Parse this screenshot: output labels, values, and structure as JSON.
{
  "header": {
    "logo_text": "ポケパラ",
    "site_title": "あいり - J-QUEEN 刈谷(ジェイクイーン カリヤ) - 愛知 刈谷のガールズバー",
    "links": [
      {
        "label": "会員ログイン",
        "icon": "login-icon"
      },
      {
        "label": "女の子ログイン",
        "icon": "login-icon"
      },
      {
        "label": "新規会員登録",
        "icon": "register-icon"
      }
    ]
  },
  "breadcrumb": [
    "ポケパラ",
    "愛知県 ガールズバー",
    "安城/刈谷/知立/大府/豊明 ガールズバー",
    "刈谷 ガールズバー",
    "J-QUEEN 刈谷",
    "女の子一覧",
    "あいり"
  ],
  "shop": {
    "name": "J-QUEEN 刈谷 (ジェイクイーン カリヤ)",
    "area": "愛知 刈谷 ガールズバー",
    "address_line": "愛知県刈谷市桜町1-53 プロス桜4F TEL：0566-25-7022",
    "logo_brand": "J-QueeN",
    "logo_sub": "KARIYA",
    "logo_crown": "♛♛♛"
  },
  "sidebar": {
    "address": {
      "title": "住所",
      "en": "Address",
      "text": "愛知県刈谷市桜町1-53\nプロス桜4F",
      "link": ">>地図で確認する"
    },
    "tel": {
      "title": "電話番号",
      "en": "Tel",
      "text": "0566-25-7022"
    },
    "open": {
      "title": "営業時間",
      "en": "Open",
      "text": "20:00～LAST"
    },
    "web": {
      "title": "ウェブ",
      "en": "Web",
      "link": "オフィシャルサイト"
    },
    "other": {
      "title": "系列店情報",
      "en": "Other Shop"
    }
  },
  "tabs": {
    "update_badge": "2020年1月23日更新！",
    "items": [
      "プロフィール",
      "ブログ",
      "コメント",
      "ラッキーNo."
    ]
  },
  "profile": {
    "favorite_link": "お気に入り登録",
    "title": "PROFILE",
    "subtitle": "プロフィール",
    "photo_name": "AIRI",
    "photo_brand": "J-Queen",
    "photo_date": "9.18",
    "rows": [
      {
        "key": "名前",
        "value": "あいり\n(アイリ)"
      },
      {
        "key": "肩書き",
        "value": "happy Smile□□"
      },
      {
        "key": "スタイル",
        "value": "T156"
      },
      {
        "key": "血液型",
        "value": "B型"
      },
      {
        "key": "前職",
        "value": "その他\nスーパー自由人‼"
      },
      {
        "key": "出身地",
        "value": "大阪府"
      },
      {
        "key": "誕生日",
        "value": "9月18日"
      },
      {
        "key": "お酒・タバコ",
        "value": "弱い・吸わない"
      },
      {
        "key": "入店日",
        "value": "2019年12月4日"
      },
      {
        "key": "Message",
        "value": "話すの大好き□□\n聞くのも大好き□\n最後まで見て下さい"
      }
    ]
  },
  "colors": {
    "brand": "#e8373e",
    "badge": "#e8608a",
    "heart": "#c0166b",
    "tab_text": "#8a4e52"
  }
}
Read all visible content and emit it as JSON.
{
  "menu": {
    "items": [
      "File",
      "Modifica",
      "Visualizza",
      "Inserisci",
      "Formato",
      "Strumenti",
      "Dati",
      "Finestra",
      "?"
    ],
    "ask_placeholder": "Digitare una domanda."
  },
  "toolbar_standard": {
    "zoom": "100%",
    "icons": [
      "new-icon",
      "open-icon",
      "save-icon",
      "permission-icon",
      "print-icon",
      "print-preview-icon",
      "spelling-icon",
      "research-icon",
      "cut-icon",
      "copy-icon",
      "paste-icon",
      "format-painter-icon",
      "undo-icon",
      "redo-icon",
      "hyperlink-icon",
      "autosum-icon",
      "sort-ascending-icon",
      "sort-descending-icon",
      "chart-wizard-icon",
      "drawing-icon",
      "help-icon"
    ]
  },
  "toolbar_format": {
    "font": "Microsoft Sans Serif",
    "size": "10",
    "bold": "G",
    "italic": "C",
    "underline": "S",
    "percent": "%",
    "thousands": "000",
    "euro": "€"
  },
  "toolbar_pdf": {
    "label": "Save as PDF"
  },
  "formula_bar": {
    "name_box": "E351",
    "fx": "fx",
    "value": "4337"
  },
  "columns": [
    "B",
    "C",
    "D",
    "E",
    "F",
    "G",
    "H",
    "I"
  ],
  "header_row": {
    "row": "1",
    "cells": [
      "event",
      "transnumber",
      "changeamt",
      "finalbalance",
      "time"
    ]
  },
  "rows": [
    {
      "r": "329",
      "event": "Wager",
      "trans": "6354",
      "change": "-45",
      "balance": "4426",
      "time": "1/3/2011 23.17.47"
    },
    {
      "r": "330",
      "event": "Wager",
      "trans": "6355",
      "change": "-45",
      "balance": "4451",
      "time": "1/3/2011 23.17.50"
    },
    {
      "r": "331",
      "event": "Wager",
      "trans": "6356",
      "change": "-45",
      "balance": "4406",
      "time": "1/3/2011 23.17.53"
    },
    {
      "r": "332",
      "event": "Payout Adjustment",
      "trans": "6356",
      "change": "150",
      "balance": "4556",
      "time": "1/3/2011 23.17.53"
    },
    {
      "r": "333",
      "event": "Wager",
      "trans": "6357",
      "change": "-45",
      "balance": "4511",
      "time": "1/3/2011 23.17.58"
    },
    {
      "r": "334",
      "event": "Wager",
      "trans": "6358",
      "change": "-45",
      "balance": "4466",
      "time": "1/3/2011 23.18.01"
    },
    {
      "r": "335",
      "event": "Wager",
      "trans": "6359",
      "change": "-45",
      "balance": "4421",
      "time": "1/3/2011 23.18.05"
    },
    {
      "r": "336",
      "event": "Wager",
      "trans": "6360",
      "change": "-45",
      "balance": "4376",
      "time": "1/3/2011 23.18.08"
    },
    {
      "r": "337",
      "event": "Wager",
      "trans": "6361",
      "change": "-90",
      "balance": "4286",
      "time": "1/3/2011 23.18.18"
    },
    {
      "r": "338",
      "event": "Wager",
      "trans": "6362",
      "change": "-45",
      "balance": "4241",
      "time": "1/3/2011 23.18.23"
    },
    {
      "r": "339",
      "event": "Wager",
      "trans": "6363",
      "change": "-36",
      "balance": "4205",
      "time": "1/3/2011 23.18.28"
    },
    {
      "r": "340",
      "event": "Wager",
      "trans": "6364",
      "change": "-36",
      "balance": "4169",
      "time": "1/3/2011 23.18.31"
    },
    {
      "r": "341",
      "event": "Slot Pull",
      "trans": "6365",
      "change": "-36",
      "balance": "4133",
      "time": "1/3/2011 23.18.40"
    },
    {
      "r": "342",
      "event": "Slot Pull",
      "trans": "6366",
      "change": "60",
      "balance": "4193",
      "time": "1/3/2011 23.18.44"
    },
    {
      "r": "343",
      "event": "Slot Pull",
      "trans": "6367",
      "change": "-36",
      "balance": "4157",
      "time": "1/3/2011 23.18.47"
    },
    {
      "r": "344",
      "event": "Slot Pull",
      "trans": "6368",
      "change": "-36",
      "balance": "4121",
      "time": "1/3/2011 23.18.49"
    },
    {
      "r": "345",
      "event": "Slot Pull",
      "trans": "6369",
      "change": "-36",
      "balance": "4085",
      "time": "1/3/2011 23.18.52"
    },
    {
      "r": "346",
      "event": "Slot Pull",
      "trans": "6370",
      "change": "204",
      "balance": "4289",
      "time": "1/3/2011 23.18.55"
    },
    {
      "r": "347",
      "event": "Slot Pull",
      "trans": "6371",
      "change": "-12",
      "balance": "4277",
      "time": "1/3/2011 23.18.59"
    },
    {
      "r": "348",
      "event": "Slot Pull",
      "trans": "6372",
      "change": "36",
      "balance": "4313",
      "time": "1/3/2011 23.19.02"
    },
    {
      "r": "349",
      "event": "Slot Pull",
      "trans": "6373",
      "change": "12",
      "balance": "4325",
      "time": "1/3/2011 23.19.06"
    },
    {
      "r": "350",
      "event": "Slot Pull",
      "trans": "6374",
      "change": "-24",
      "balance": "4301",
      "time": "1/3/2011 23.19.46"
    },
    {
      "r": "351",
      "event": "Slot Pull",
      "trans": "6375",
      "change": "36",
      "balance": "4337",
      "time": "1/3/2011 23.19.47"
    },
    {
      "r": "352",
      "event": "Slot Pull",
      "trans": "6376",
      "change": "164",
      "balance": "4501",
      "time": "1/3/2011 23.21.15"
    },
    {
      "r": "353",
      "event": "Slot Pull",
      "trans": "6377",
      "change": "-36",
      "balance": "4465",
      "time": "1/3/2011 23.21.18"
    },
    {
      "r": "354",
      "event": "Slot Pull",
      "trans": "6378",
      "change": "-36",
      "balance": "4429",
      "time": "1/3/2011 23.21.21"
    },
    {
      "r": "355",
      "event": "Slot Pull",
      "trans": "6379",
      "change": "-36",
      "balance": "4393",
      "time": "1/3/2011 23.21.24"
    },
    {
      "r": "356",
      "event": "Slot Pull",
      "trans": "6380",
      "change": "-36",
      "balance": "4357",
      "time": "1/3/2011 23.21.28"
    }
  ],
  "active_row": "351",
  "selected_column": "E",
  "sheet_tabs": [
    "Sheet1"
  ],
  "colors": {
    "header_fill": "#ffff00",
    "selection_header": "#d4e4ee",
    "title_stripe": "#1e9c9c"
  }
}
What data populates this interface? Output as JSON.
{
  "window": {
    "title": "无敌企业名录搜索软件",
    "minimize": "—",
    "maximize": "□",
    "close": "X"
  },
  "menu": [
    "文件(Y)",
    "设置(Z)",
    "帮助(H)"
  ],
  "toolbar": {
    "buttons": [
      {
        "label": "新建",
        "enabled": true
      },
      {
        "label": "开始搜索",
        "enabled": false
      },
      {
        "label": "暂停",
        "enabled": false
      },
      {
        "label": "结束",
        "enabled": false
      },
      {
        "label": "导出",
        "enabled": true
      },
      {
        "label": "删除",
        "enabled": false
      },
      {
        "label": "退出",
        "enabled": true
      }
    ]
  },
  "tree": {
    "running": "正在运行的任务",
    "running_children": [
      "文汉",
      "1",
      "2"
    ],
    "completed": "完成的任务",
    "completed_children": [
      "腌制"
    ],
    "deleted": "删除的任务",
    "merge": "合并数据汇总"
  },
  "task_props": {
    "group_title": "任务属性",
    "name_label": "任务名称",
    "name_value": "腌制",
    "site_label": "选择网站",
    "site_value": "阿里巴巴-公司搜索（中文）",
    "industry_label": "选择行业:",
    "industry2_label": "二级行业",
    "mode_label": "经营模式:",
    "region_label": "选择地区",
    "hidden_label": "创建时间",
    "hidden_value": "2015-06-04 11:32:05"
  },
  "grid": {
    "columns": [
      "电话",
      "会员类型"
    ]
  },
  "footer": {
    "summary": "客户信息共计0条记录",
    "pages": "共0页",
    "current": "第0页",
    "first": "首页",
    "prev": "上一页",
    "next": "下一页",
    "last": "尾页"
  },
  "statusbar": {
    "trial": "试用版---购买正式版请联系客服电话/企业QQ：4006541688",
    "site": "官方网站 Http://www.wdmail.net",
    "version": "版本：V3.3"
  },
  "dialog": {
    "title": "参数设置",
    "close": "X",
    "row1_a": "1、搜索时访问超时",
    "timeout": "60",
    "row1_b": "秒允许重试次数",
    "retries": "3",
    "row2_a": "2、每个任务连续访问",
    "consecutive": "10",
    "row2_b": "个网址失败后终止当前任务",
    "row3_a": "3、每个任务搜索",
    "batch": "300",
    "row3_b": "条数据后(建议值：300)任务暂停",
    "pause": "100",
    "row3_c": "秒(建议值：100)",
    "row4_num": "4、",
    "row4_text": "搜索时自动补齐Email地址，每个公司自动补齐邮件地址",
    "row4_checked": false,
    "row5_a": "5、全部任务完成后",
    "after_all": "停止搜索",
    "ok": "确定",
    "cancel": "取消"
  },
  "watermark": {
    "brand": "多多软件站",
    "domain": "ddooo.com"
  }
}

════════════════════

## Job
Each line from the one with "What data populates" through the last line of the records must be written out word for word. Include nothing else.

## The output
What data populates this interface? Output as JSON.
{
  "window": {
    "title": "无敌企业名录搜索软件",
    "minimize": "—",
    "maximize": "□",
    "close": "X"
  },
  "menu": [
    "文件(Y)",
    "设置(Z)",
    "帮助(H)"
  ],
  "toolbar": {
    "buttons": [
      {
        "label": "新建",
        "enabled": true
      },
      {
        "label": "开始搜索",
        "enabled": false
      },
      {
        "label": "暂停",
        "enabled": false
      },
      {
        "label": "结束",
        "enabled": false
      },
      {
        "label": "导出",
        "enabled": true
      },
      {
        "label": "删除",
        "enabled": false
      },
      {
        "label": "退出",
        "enabled": true
      }
    ]
  },
  "tree": {
    "running": "正在运行的任务",
    "running_children": [
      "文汉",
      "1",
      "2"
    ],
    "completed": "完成的任务",
    "completed_children": [
      "腌制"
    ],
    "deleted": "删除的任务",
    "merge": "合并数据汇总"
  },
  "task_props": {
    "group_title": "任务属性",
    "name_label": "任务名称",
    "name_value": "腌制",
    "site_label": "选择网站",
    "site_value": "阿里巴巴-公司搜索（中文）",
    "industry_label": "选择行业:",
    "industry2_label": "二级行业",
    "mode_label": "经营模式:",
    "region_label": "选择地区",
    "hidden_label": "创建时间",
    "hidden_value": "2015-06-04 11:32:05"
  },
  "grid": {
    "columns": [
      "电话",
      "会员类型"
    ]
  },
  "footer": {
    "summary": "客户信息共计0条记录",
    "pages": "共0页",
    "current": "第0页",
    "first": "首页",
    "prev": "上一页",
    "next": "下一页",
    "last": "尾页"
  },
  "statusbar": {
    "trial": "试用版---购买正式版请联系客服电话/企业QQ：4006541688",
    "site": "官方网站 Http://www.wdmail.net",
    "version": "版本：V3.3"
  },
  "dialog": {
    "title": "参数设置",
    "close": "X",
    "row1_a": "1、搜索时访问超时",
    "timeout": "60",
    "row1_b": "秒允许重试次数",
    "retries": "3",
    "row2_a": "2、每个任务连续访问",
    "consecutive": "10",
    "row2_b": "个网址失败后终止当前任务",
    "row3_a": "3、每个任务搜索",
    "batch": "300",
    "row3_b": "条数据后(建议值：300)任务暂停",
    "pause": "100",
    "row3_c": "秒(建议值：100)",
    "row4_num": "4、",
    "row4_text": "搜索时自动补齐Email地址，每个公司自动补齐邮件地址",
    "row4_checked": false,
    "row5_a": "5、全部任务完成后",
    "after_all": "停止搜索",
    "ok": "确定",
    "cancel": "取消"
  },
  "watermark": {
    "brand": "多多软件站",
    "domain": "ddooo.com"
  }
}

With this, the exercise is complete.